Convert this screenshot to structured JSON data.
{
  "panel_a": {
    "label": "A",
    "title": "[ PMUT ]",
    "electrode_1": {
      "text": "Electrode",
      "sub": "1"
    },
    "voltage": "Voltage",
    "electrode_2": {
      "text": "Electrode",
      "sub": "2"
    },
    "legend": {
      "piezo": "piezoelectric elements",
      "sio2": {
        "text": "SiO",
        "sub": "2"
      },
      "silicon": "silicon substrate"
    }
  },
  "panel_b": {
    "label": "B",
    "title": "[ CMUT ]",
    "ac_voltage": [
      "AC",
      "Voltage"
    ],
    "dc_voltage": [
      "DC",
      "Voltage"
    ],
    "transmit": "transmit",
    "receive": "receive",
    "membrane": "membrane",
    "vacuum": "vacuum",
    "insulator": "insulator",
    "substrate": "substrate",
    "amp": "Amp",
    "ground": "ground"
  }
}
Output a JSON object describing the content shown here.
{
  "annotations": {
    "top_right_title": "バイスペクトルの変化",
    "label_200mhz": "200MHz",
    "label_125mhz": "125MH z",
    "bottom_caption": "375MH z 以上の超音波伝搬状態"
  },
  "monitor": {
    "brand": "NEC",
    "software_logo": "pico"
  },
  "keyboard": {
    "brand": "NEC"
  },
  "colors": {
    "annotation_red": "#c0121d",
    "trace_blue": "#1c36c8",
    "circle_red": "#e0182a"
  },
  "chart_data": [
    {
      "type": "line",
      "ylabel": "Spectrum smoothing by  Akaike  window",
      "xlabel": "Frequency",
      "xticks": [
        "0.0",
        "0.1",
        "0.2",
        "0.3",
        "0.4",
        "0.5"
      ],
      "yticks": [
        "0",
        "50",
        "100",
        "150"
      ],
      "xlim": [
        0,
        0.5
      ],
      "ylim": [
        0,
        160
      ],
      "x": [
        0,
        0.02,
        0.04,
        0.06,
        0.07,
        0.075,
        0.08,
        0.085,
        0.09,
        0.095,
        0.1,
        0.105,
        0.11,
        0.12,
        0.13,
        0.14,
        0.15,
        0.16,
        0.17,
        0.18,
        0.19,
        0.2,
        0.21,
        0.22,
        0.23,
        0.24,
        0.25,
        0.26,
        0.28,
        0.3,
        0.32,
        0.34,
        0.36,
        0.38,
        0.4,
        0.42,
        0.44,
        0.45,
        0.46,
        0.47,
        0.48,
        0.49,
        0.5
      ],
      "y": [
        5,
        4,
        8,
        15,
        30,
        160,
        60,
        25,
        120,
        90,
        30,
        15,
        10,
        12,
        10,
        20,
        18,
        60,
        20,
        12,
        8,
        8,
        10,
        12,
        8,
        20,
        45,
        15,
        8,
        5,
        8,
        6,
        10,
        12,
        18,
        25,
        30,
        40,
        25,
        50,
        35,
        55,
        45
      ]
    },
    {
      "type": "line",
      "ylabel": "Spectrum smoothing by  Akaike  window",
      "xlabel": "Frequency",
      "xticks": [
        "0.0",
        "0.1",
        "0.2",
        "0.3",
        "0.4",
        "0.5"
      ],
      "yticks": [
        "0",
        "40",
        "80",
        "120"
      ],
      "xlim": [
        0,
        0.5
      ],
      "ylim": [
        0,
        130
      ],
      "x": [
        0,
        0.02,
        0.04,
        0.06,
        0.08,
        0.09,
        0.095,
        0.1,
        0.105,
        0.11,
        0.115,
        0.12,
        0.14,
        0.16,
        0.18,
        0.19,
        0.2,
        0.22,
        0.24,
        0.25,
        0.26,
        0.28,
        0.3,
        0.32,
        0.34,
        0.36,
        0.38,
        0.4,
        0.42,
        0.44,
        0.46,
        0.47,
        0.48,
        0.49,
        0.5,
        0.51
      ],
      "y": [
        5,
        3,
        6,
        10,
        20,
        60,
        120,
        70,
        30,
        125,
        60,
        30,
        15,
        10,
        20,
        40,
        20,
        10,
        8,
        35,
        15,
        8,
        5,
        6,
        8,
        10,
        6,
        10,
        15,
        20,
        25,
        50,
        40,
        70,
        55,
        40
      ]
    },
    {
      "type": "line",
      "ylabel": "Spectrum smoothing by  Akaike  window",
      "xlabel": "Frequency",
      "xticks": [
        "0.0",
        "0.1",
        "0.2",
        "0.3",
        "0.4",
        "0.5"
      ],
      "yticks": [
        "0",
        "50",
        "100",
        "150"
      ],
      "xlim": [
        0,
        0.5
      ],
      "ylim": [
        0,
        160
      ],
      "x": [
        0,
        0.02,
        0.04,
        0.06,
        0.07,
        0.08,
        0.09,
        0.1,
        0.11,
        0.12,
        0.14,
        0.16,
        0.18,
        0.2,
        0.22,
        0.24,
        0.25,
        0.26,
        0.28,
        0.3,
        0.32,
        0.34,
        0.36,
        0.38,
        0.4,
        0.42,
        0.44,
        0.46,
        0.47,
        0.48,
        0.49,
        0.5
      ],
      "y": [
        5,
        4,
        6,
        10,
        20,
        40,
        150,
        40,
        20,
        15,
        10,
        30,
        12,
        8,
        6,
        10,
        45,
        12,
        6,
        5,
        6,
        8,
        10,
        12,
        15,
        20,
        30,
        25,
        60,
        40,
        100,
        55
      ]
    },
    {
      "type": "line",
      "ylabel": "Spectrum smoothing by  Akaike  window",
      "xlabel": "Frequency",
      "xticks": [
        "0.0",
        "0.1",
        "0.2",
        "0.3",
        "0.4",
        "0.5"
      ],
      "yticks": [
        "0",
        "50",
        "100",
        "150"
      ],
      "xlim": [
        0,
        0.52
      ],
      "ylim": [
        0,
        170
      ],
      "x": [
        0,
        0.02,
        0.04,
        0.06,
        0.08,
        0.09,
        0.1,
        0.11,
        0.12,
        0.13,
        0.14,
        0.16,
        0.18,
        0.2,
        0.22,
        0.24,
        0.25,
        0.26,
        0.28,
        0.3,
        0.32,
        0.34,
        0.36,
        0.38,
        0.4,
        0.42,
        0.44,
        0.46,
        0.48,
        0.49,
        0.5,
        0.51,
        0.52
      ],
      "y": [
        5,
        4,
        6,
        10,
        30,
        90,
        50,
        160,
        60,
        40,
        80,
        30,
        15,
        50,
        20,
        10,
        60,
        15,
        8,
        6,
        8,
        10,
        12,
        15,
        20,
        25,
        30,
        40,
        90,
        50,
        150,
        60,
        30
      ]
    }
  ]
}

◆ ◆ ◆ ◆ ◆ ◆ ◆

▶ Your goal
Find each line holding "JSON". Copy it out.

▶ Solution to this task
Convert this screenshot to structured JSON data.
Output a JSON object describing the content shown here.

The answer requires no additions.